Written exercise:
Transcribe the lines from the one containing "OCR this image." to the last line, inclusive, word for word. Include no pictures.

Input for this task:

Start

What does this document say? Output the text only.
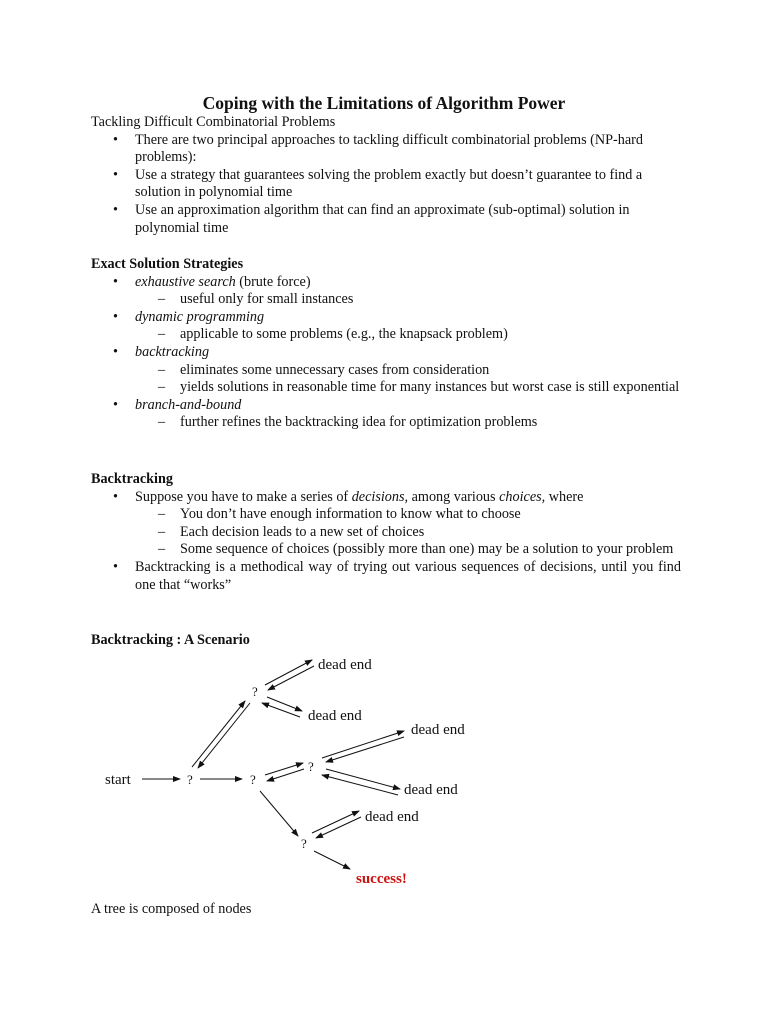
Coping with the Limitations of Algorithm Power

Tackling Difficult Combinatorial Problems

• There are two principal approaches to tackling difficult combinatorial problems (NP-hard problems):
• Use a strategy that guarantees solving the problem exactly but doesn’t guarantee to find a solution in polynomial time
• Use an approximation algorithm that can find an approximate (sub-optimal) solution in polynomial time

Exact Solution Strategies

• exhaustive search (brute force)
– useful only for small instances
• dynamic programming
– applicable to some problems (e.g., the knapsack problem)
• backtracking
– eliminates some unnecessary cases from consideration
– yields solutions in reasonable time for many instances but worst case is still exponential
• branch-and-bound
– further refines the backtracking idea for optimization problems

Backtracking

• Suppose you have to make a series of decisions, among various choices, where
– You don’t have enough information to know what to choose
– Each decision leads to a new set of choices
– Some sequence of choices (possibly more than one) may be a solution to your problem
• Backtracking is a methodical way of trying out various sequences of decisions, until you find one that “works”

Backtracking : A Scenario

start	?	?
?
?
?
dead end
dead end
dead end
dead end
dead end
success!

A tree is composed of nodes
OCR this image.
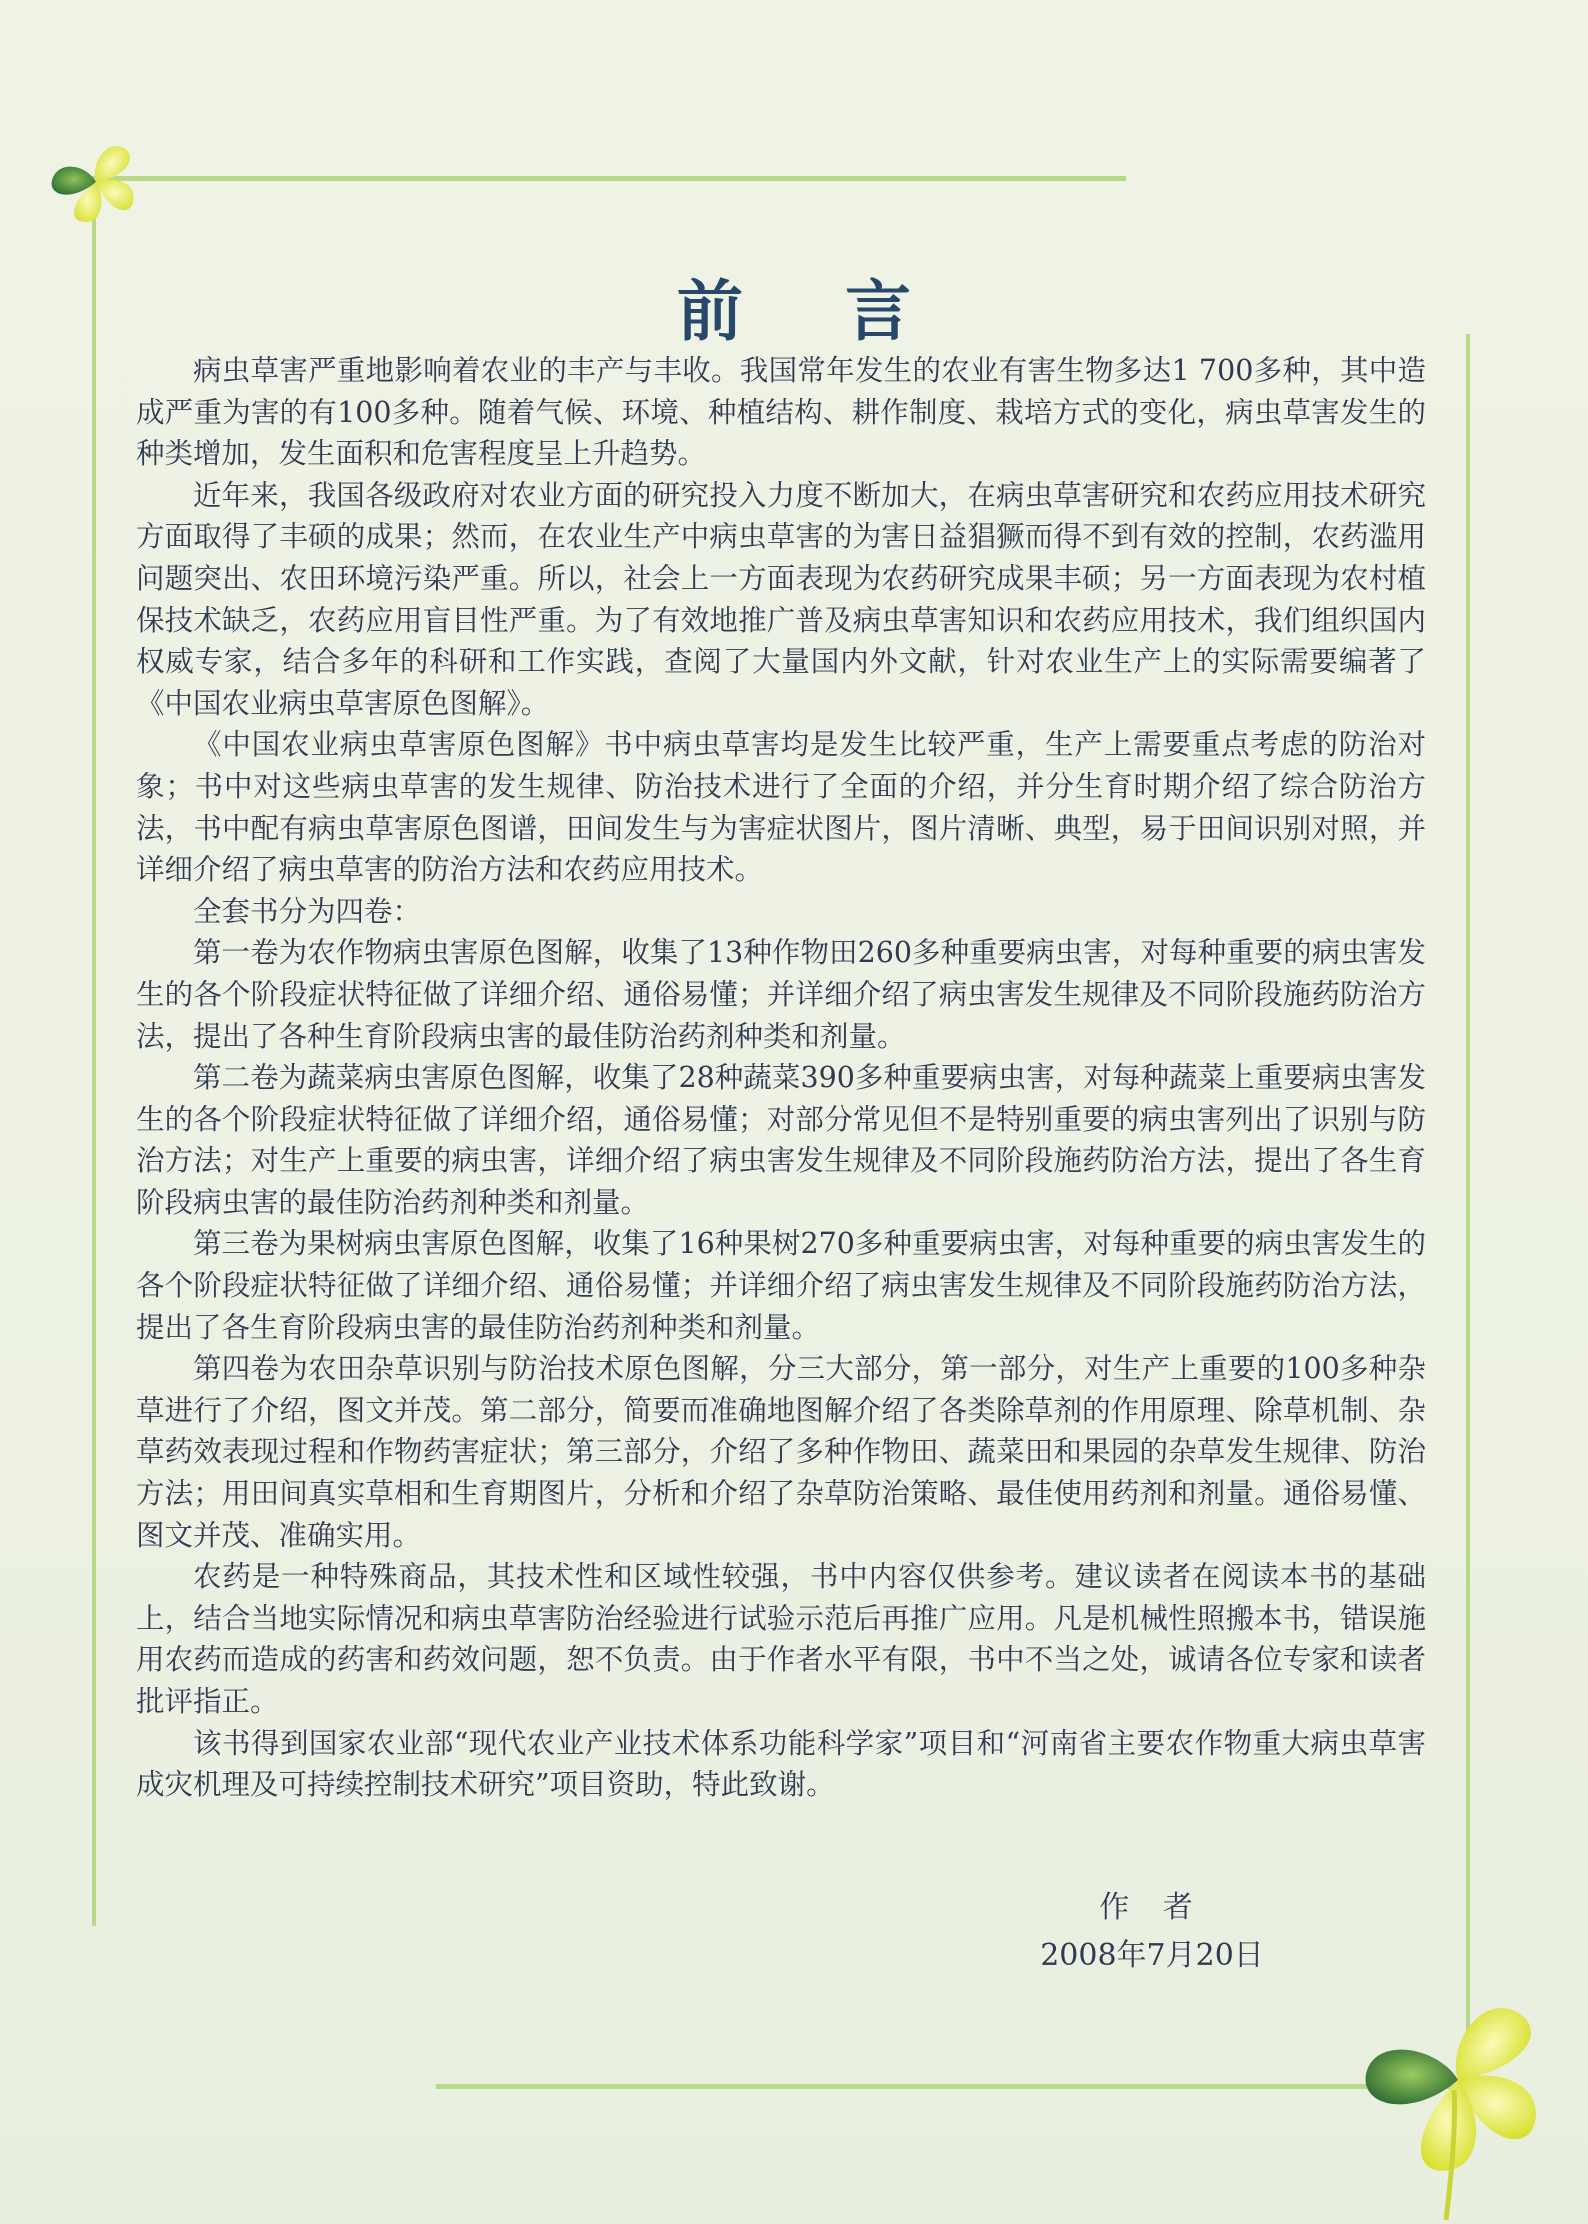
前 言

病虫草害严重地影响着农业的丰产与丰收。我国常年发生的农业有害生物多达1 700多种，其中造成严重为害的有100多种。随着气候、环境、种植结构、耕作制度、栽培方式的变化，病虫草害发生的种类增加，发生面积和危害程度呈上升趋势。

近年来，我国各级政府对农业方面的研究投入力度不断加大，在病虫草害研究和农药应用技术研究方面取得了丰硕的成果；然而，在农业生产中病虫草害的为害日益猖獗而得不到有效的控制，农药滥用问题突出、农田环境污染严重。所以，社会上一方面表现为农药研究成果丰硕；另一方面表现为农村植保技术缺乏，农药应用盲目性严重。为了有效地推广普及病虫草害知识和农药应用技术，我们组织国内权威专家，结合多年的科研和工作实践，查阅了大量国内外文献，针对农业生产上的实际需要编著了《中国农业病虫草害原色图解》。

《中国农业病虫草害原色图解》书中病虫草害均是发生比较严重，生产上需要重点考虑的防治对象；书中对这些病虫草害的发生规律、防治技术进行了全面的介绍，并分生育时期介绍了综合防治方法，书中配有病虫草害原色图谱，田间发生与为害症状图片，图片清晰、典型，易于田间识别对照，并详细介绍了病虫草害的防治方法和农药应用技术。

全套书分为四卷：

第一卷为农作物病虫害原色图解，收集了13种作物田260多种重要病虫害，对每种重要的病虫害发生的各个阶段症状特征做了详细介绍、通俗易懂；并详细介绍了病虫害发生规律及不同阶段施药防治方法，提出了各种生育阶段病虫害的最佳防治药剂种类和剂量。

第二卷为蔬菜病虫害原色图解，收集了28种蔬菜390多种重要病虫害，对每种蔬菜上重要病虫害发生的各个阶段症状特征做了详细介绍，通俗易懂；对部分常见但不是特别重要的病虫害列出了识别与防治方法；对生产上重要的病虫害，详细介绍了病虫害发生规律及不同阶段施药防治方法，提出了各生育阶段病虫害的最佳防治药剂种类和剂量。

第三卷为果树病虫害原色图解，收集了16种果树270多种重要病虫害，对每种重要的病虫害发生的各个阶段症状特征做了详细介绍、通俗易懂；并详细介绍了病虫害发生规律及不同阶段施药防治方法，提出了各生育阶段病虫害的最佳防治药剂种类和剂量。

第四卷为农田杂草识别与防治技术原色图解，分三大部分，第一部分，对生产上重要的100多种杂草进行了介绍，图文并茂。第二部分，简要而准确地图解介绍了各类除草剂的作用原理、除草机制、杂草药效表现过程和作物药害症状；第三部分，介绍了多种作物田、蔬菜田和果园的杂草发生规律、防治方法；用田间真实草相和生育期图片，分析和介绍了杂草防治策略、最佳使用药剂和剂量。通俗易懂、图文并茂、准确实用。

农药是一种特殊商品，其技术性和区域性较强，书中内容仅供参考。建议读者在阅读本书的基础上，结合当地实际情况和病虫草害防治经验进行试验示范后再推广应用。凡是机械性照搬本书，错误施用农药而造成的药害和药效问题，恕不负责。由于作者水平有限，书中不当之处，诚请各位专家和读者批评指正。

该书得到国家农业部“现代农业产业技术体系功能科学家”项目和“河南省主要农作物重大病虫草害成灾机理及可持续控制技术研究”项目资助，特此致谢。

作 者
2008年7月20日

End

Task answer:
OCR this image.
前 言

病虫草害严重地影响着农业的丰产与丰收。我国常年发生的农业有害生物多达1 700多种，其中造成严重为害的有100多种。随着气候、环境、种植结构、耕作制度、栽培方式的变化，病虫草害发生的种类增加，发生面积和危害程度呈上升趋势。

近年来，我国各级政府对农业方面的研究投入力度不断加大，在病虫草害研究和农药应用技术研究方面取得了丰硕的成果；然而，在农业生产中病虫草害的为害日益猖獗而得不到有效的控制，农药滥用问题突出、农田环境污染严重。所以，社会上一方面表现为农药研究成果丰硕；另一方面表现为农村植保技术缺乏，农药应用盲目性严重。为了有效地推广普及病虫草害知识和农药应用技术，我们组织国内权威专家，结合多年的科研和工作实践，查阅了大量国内外文献，针对农业生产上的实际需要编著了《中国农业病虫草害原色图解》。

《中国农业病虫草害原色图解》书中病虫草害均是发生比较严重，生产上需要重点考虑的防治对象；书中对这些病虫草害的发生规律、防治技术进行了全面的介绍，并分生育时期介绍了综合防治方法，书中配有病虫草害原色图谱，田间发生与为害症状图片，图片清晰、典型，易于田间识别对照，并详细介绍了病虫草害的防治方法和农药应用技术。

全套书分为四卷：

第一卷为农作物病虫害原色图解，收集了13种作物田260多种重要病虫害，对每种重要的病虫害发生的各个阶段症状特征做了详细介绍、通俗易懂；并详细介绍了病虫害发生规律及不同阶段施药防治方法，提出了各种生育阶段病虫害的最佳防治药剂种类和剂量。

第二卷为蔬菜病虫害原色图解，收集了28种蔬菜390多种重要病虫害，对每种蔬菜上重要病虫害发生的各个阶段症状特征做了详细介绍，通俗易懂；对部分常见但不是特别重要的病虫害列出了识别与防治方法；对生产上重要的病虫害，详细介绍了病虫害发生规律及不同阶段施药防治方法，提出了各生育阶段病虫害的最佳防治药剂种类和剂量。

第三卷为果树病虫害原色图解，收集了16种果树270多种重要病虫害，对每种重要的病虫害发生的各个阶段症状特征做了详细介绍、通俗易懂；并详细介绍了病虫害发生规律及不同阶段施药防治方法，提出了各生育阶段病虫害的最佳防治药剂种类和剂量。

第四卷为农田杂草识别与防治技术原色图解，分三大部分，第一部分，对生产上重要的100多种杂草进行了介绍，图文并茂。第二部分，简要而准确地图解介绍了各类除草剂的作用原理、除草机制、杂草药效表现过程和作物药害症状；第三部分，介绍了多种作物田、蔬菜田和果园的杂草发生规律、防治方法；用田间真实草相和生育期图片，分析和介绍了杂草防治策略、最佳使用药剂和剂量。通俗易懂、图文并茂、准确实用。

农药是一种特殊商品，其技术性和区域性较强，书中内容仅供参考。建议读者在阅读本书的基础上，结合当地实际情况和病虫草害防治经验进行试验示范后再推广应用。凡是机械性照搬本书，错误施用农药而造成的药害和药效问题，恕不负责。由于作者水平有限，书中不当之处，诚请各位专家和读者批评指正。

该书得到国家农业部“现代农业产业技术体系功能科学家”项目和“河南省主要农作物重大病虫草害成灾机理及可持续控制技术研究”项目资助，特此致谢。

作 者
2008年7月20日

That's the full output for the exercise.